Extracted data:

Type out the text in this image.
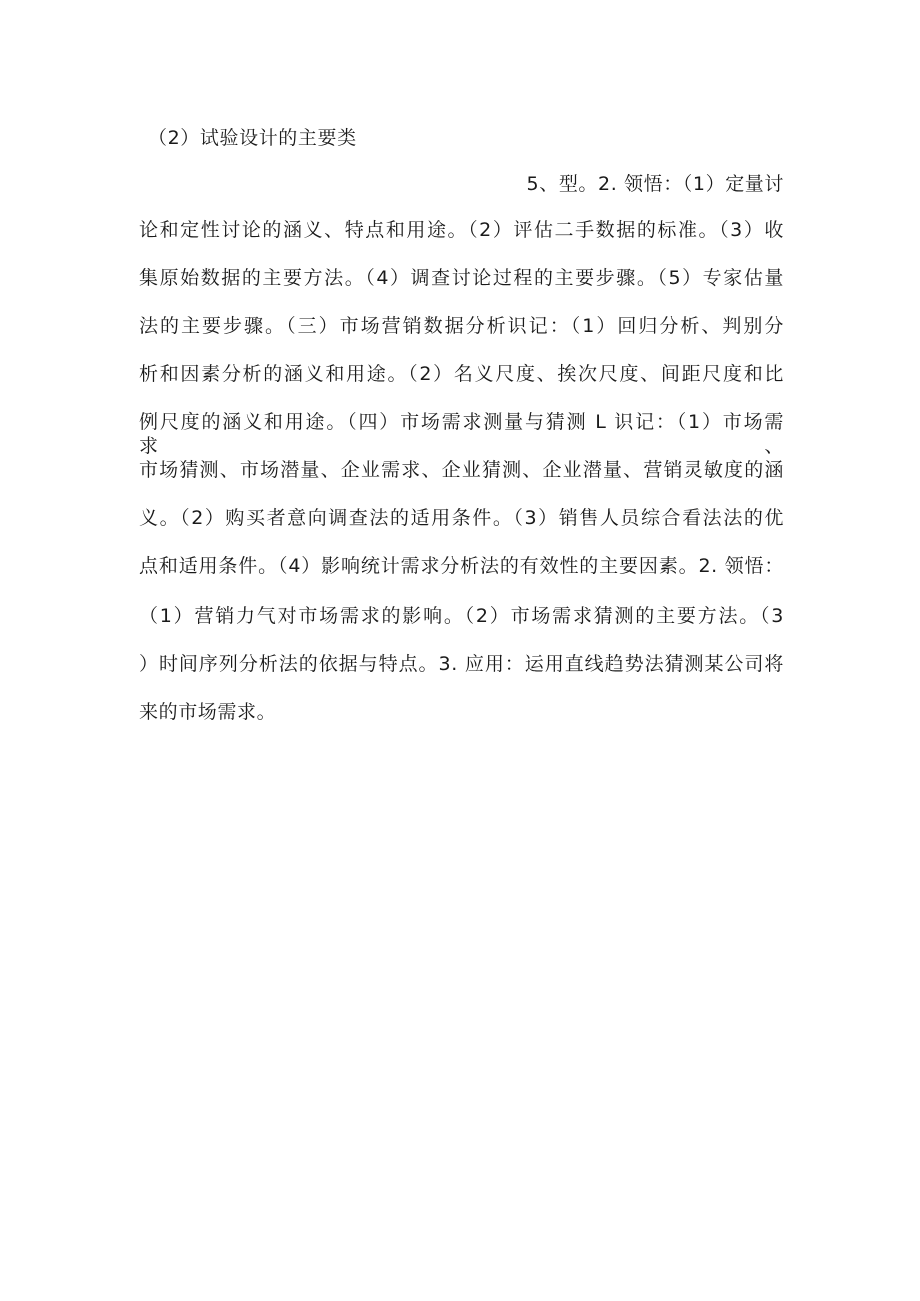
（2）试验设计的主要类
5、型。2. 领悟：（1）定量讨
论和定性讨论的涵义、特点和用途。（2）评估二手数据的标准。（3）收
集原始数据的主要方法。（4）调查讨论过程的主要步骤。（5）专家估量
法的主要步骤。（三）市场营销数据分析识记：（1）回归分析、判别分
析和因素分析的涵义和用途。（2）名义尺度、挨次尺度、间距尺度和比
例尺度的涵义和用途。（四）市场需求测量与猜测 L 识记：（1）市场需求、
市场猜测、市场潜量、企业需求、企业猜测、企业潜量、营销灵敏度的涵
义。（2）购买者意向调查法的适用条件。（3）销售人员综合看法法的优
点和适用条件。（4）影响统计需求分析法的有效性的主要因素。2. 领悟：
（1）营销力气对市场需求的影响。（2）市场需求猜测的主要方法。（3
）时间序列分析法的依据与特点。3. 应用：运用直线趋势法猜测某公司将
来的市场需求。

The request:
Transcribe the material as is, with images omitted.

Output:
Type out the text in this image.
（2）试验设计的主要类
5、型。2. 领悟：（1）定量讨
论和定性讨论的涵义、特点和用途。（2）评估二手数据的标准。（3）收
集原始数据的主要方法。（4）调查讨论过程的主要步骤。（5）专家估量
法的主要步骤。（三）市场营销数据分析识记：（1）回归分析、判别分
析和因素分析的涵义和用途。（2）名义尺度、挨次尺度、间距尺度和比
例尺度的涵义和用途。（四）市场需求测量与猜测 L 识记：（1）市场需求、
市场猜测、市场潜量、企业需求、企业猜测、企业潜量、营销灵敏度的涵
义。（2）购买者意向调查法的适用条件。（3）销售人员综合看法法的优
点和适用条件。（4）影响统计需求分析法的有效性的主要因素。2. 领悟：
（1）营销力气对市场需求的影响。（2）市场需求猜测的主要方法。（3
）时间序列分析法的依据与特点。3. 应用：运用直线趋势法猜测某公司将
来的市场需求。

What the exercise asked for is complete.